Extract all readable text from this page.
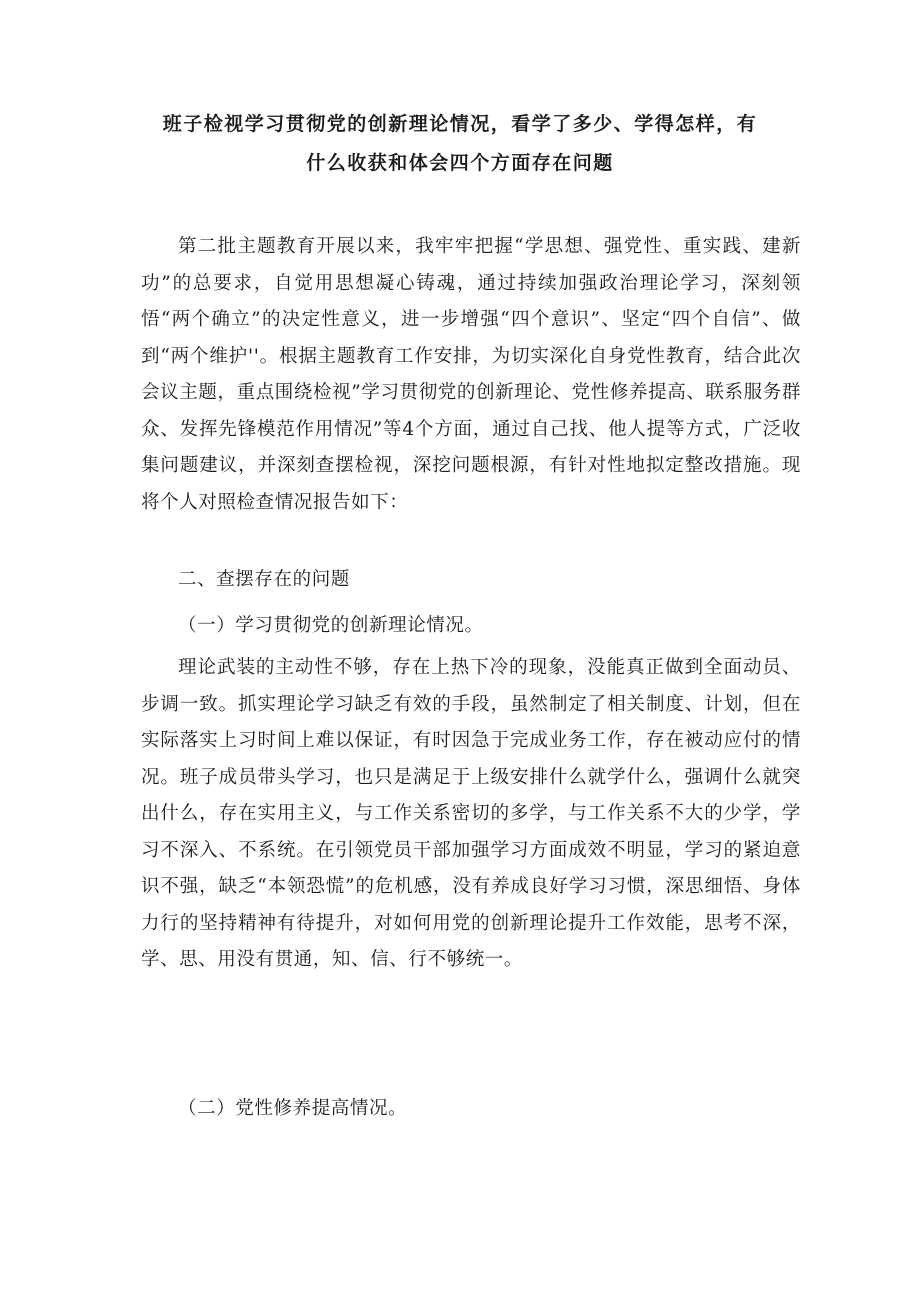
班子检视学习贯彻党的创新理论情况，看学了多少、学得怎样，有
什么收获和体会四个方面存在问题

第二批主题教育开展以来，我牢牢把握“学思想、强党性、重实践、建新功”的总要求，自觉用思想凝心铸魂，通过持续加强政治理论学习，深刻领悟“两个确立”的决定性意义，进一步增强“四个意识”、坚定“四个自信”、做到“两个维护''。根据主题教育工作安排，为切实深化自身党性教育，结合此次会议主题，重点围绕检视”学习贯彻党的创新理论、党性修养提高、联系服务群众、发挥先锋模范作用情况”等4个方面，通过自己找、他人提等方式，广泛收集问题建议，并深刻查摆检视，深挖问题根源，有针对性地拟定整改措施。现将个人对照检查情况报告如下：

二、查摆存在的问题
（一）学习贯彻党的创新理论情况。

理论武装的主动性不够，存在上热下冷的现象，没能真正做到全面动员、步调一致。抓实理论学习缺乏有效的手段，虽然制定了相关制度、计划，但在实际落实上习时间上难以保证，有时因急于完成业务工作，存在被动应付的情况。班子成员带头学习，也只是满足于上级安排什么就学什么，强调什么就突出什么，存在实用主义，与工作关系密切的多学，与工作关系不大的少学，学习不深入、不系统。在引领党员干部加强学习方面成效不明显，学习的紧迫意识不强，缺乏“本领恐慌”的危机感，没有养成良好学习习惯，深思细悟、身体力行的坚持精神有待提升，对如何用党的创新理论提升工作效能，思考不深，学、思、用没有贯通，知、信、行不够统一。

（二）党性修养提高情况。
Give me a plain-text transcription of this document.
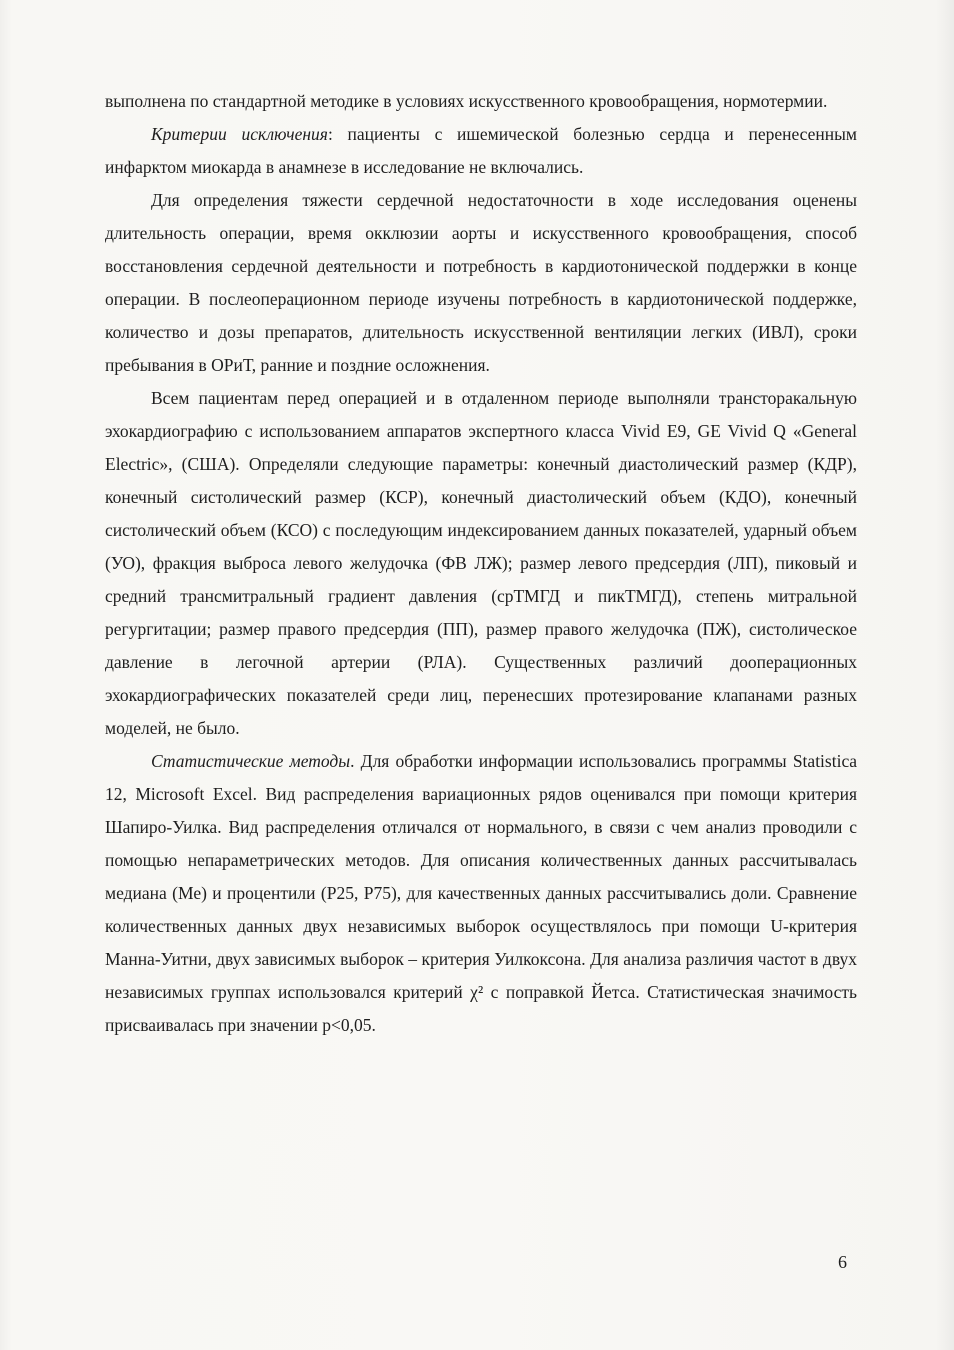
выполнена по стандартной методике в условиях искусственного кровообращения, нормотермии.

Критерии исключения: пациенты с ишемической болезнью сердца и перенесенным инфарктом миокарда в анамнезе в исследование не включались.

Для определения тяжести сердечной недостаточности в ходе исследования оценены длительность операции, время окклюзии аорты и искусственного кровообращения, способ восстановления сердечной деятельности и потребность в кардиотонической поддержки в конце операции. В послеоперационном периоде изучены потребность в кардиотонической поддержке, количество и дозы препаратов, длительность искусственной вентиляции легких (ИВЛ), сроки пребывания в ОРиТ, ранние и поздние осложнения.

Всем пациентам перед операцией и в отдаленном периоде выполняли трансторакальную эхокардиографию с использованием аппаратов экспертного класса Vivid E9, GE Vivid Q «General Electric», (США). Определяли следующие параметры: конечный диастолический размер (КДР), конечный систолический размер (КСР), конечный диастолический объем (КДО), конечный систолический объем (КСО) с последующим индексированием данных показателей, ударный объем (УО), фракция выброса левого желудочка (ФВ ЛЖ); размер левого предсердия (ЛП), пиковый и средний трансмитральный градиент давления (срТМГД и пикТМГД), степень митральной регургитации; размер правого предсердия (ПП), размер правого желудочка (ПЖ), систолическое давление в легочной артерии (РЛА). Существенных различий дооперационных эхокардиографических показателей среди лиц, перенесших протезирование клапанами разных моделей, не было.

Статистические методы. Для обработки информации использовались программы Statistica 12, Microsoft Excel. Вид распределения вариационных рядов оценивался при помощи критерия Шапиро-Уилка. Вид распределения отличался от нормального, в связи с чем анализ проводили с помощью непараметрических методов. Для описания количественных данных рассчитывалась медиана (Ме) и процентили (P25, P75), для качественных данных рассчитывались доли. Сравнение количественных данных двух независимых выборок осуществлялось при помощи U-критерия Манна-Уитни, двух зависимых выборок – критерия Уилкоксона. Для анализа различия частот в двух независимых группах использовался критерий χ² с поправкой Йетса. Статистическая значимость присваивалась при значении p<0,05.

6
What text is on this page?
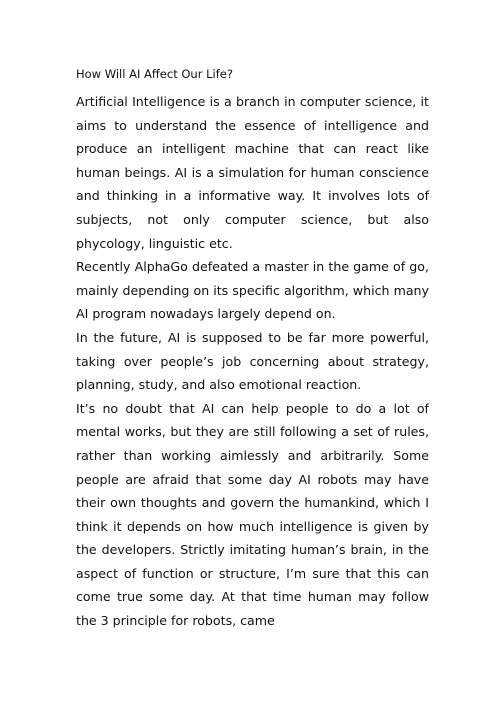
How Will AI Affect Our Life?

Artificial Intelligence is a branch in computer science, it aims to understand the essence of intelligence and produce an intelligent machine that can react like human beings. AI is a simulation for human conscience and thinking in a informative way. It involves lots of subjects, not only computer science, but also phycology, linguistic etc.

Recently AlphaGo defeated a master in the game of go, mainly depending on its specific algorithm, which many AI program nowadays largely depend on.

In the future, AI is supposed to be far more powerful, taking over people’s job concerning about strategy, planning, study, and also emotional reaction.

It’s no doubt that AI can help people to do a lot of mental works, but they are still following a set of rules, rather than working aimlessly and arbitrarily. Some people are afraid that some day AI robots may have their own thoughts and govern the humankind, which I think it depends on how much intelligence is given by the developers. Strictly imitating human’s brain, in the aspect of function or structure, I’m sure that this can come true some day. At that time human may follow the 3 principle for robots, came
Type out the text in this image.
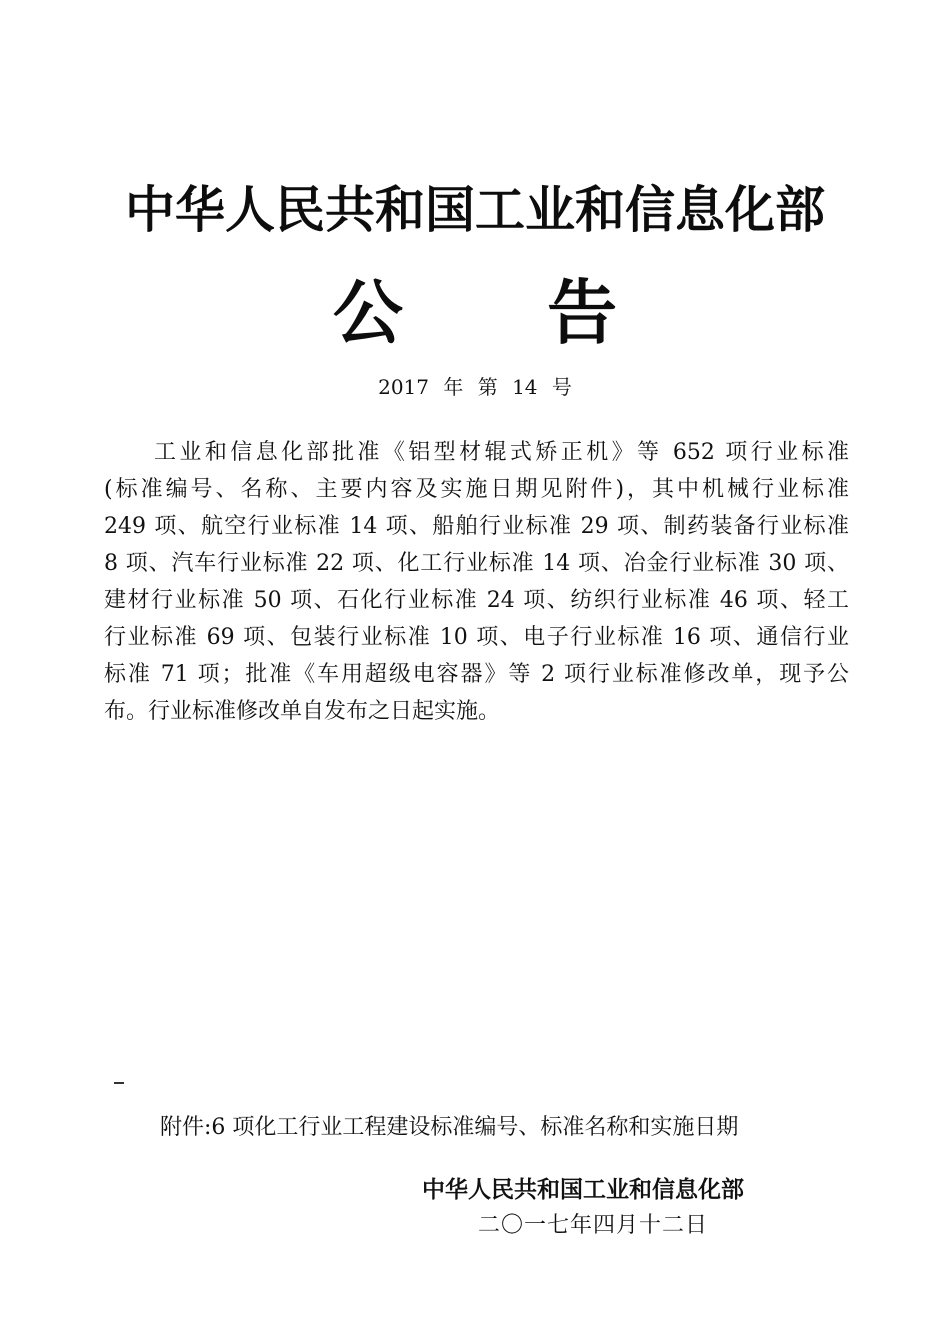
中华人民共和国工业和信息化部
公 告
2017 年 第 14 号
工业和信息化部批准《铝型材辊式矫正机》等 652 项行业标准
(标准编号、名称、主要内容及实施日期见附件)，其中机械行业标准
249 项、航空行业标准 14 项、船舶行业标准 29 项、制药装备行业标准
8 项、汽车行业标准 22 项、化工行业标准 14 项、冶金行业标准 30 项、
建材行业标准 50 项、石化行业标准 24 项、纺织行业标准 46 项、轻工
行业标准 69 项、包装行业标准 10 项、电子行业标准 16 项、通信行业
标准 71 项；批准《车用超级电容器》等 2 项行业标准修改单，现予公
布。行业标准修改单自发布之日起实施。
附件:6 项化工行业工程建设标准编号、标准名称和实施日期
中华人民共和国工业和信息化部
二〇一七年四月十二日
──────────
(Goal): Leave out the pictures and transcribe everything else exactly.

(Answer to this exercise):
Extract all readable text from this page.
班子检视学习贯彻党的创新理论情况，看学了多少、学得怎样，有
什么收获和体会四个方面存在问题

第二批主题教育开展以来，我牢牢把握“学思想、强党性、重实践、建新功”的总要求，自觉用思想凝心铸魂，通过持续加强政治理论学习，深刻领悟“两个确立”的决定性意义，进一步增强“四个意识”、坚定“四个自信”、做到“两个维护''。根据主题教育工作安排，为切实深化自身党性教育，结合此次会议主题，重点围绕检视”学习贯彻党的创新理论、党性修养提高、联系服务群众、发挥先锋模范作用情况”等4个方面，通过自己找、他人提等方式，广泛收集问题建议，并深刻查摆检视，深挖问题根源，有针对性地拟定整改措施。现将个人对照检查情况报告如下：

二、查摆存在的问题
（一）学习贯彻党的创新理论情况。

理论武装的主动性不够，存在上热下冷的现象，没能真正做到全面动员、步调一致。抓实理论学习缺乏有效的手段，虽然制定了相关制度、计划，但在实际落实上习时间上难以保证，有时因急于完成业务工作，存在被动应付的情况。班子成员带头学习，也只是满足于上级安排什么就学什么，强调什么就突出什么，存在实用主义，与工作关系密切的多学，与工作关系不大的少学，学习不深入、不系统。在引领党员干部加强学习方面成效不明显，学习的紧迫意识不强，缺乏“本领恐慌”的危机感，没有养成良好学习习惯，深思细悟、身体力行的坚持精神有待提升，对如何用党的创新理论提升工作效能，思考不深，学、思、用没有贯通，知、信、行不够统一。

（二）党性修养提高情况。
Give me a plain-text transcription of this document.
выполнена по стандартной методике в условиях искусственного кровообращения, нормотермии.

Критерии исключения: пациенты с ишемической болезнью сердца и перенесенным инфарктом миокарда в анамнезе в исследование не включались.

Для определения тяжести сердечной недостаточности в ходе исследования оценены длительность операции, время окклюзии аорты и искусственного кровообращения, способ восстановления сердечной деятельности и потребность в кардиотонической поддержки в конце операции. В послеоперационном периоде изучены потребность в кардиотонической поддержке, количество и дозы препаратов, длительность искусственной вентиляции легких (ИВЛ), сроки пребывания в ОРиТ, ранние и поздние осложнения.

Всем пациентам перед операцией и в отдаленном периоде выполняли трансторакальную эхокардиографию с использованием аппаратов экспертного класса Vivid E9, GE Vivid Q «General Electric», (США). Определяли следующие параметры: конечный диастолический размер (КДР), конечный систолический размер (КСР), конечный диастолический объем (КДО), конечный систолический объем (КСО) с последующим индексированием данных показателей, ударный объем (УО), фракция выброса левого желудочка (ФВ ЛЖ); размер левого предсердия (ЛП), пиковый и средний трансмитральный градиент давления (срТМГД и пикТМГД), степень митральной регургитации; размер правого предсердия (ПП), размер правого желудочка (ПЖ), систолическое давление в легочной артерии (РЛА). Существенных различий дооперационных эхокардиографических показателей среди лиц, перенесших протезирование клапанами разных моделей, не было.

Статистические методы. Для обработки информации использовались программы Statistica 12, Microsoft Excel. Вид распределения вариационных рядов оценивался при помощи критерия Шапиро-Уилка. Вид распределения отличался от нормального, в связи с чем анализ проводили с помощью непараметрических методов. Для описания количественных данных рассчитывалась медиана (Ме) и процентили (P25, P75), для качественных данных рассчитывались доли. Сравнение количественных данных двух независимых выборок осуществлялось при помощи U-критерия Манна-Уитни, двух зависимых выборок – критерия Уилкоксона. Для анализа различия частот в двух независимых группах использовался критерий χ² с поправкой Йетса. Статистическая значимость присваивалась при значении p<0,05.

6
What text is on this page?
How Will AI Affect Our Life?

Artificial Intelligence is a branch in computer science, it aims to understand the essence of intelligence and produce an intelligent machine that can react like human beings. AI is a simulation for human conscience and thinking in a informative way. It involves lots of subjects, not only computer science, but also phycology, linguistic etc.

Recently AlphaGo defeated a master in the game of go, mainly depending on its specific algorithm, which many AI program nowadays largely depend on.

In the future, AI is supposed to be far more powerful, taking over people’s job concerning about strategy, planning, study, and also emotional reaction.

It’s no doubt that AI can help people to do a lot of mental works, but they are still following a set of rules, rather than working aimlessly and arbitrarily. Some people are afraid that some day AI robots may have their own thoughts and govern the humankind, which I think it depends on how much intelligence is given by the developers. Strictly imitating human’s brain, in the aspect of function or structure, I’m sure that this can come true some day. At that time human may follow the 3 principle for robots, came
Type out the text in this image.
中华人民共和国工业和信息化部
公 告
2017 年 第 14 号
工业和信息化部批准《铝型材辊式矫正机》等 652 项行业标准
(标准编号、名称、主要内容及实施日期见附件)，其中机械行业标准
249 项、航空行业标准 14 项、船舶行业标准 29 项、制药装备行业标准
8 项、汽车行业标准 22 项、化工行业标准 14 项、冶金行业标准 30 项、
建材行业标准 50 项、石化行业标准 24 项、纺织行业标准 46 项、轻工
行业标准 69 项、包装行业标准 10 项、电子行业标准 16 项、通信行业
标准 71 项；批准《车用超级电容器》等 2 项行业标准修改单，现予公
布。行业标准修改单自发布之日起实施。
附件:6 项化工行业工程建设标准编号、标准名称和实施日期
中华人民共和国工业和信息化部
二〇一七年四月十二日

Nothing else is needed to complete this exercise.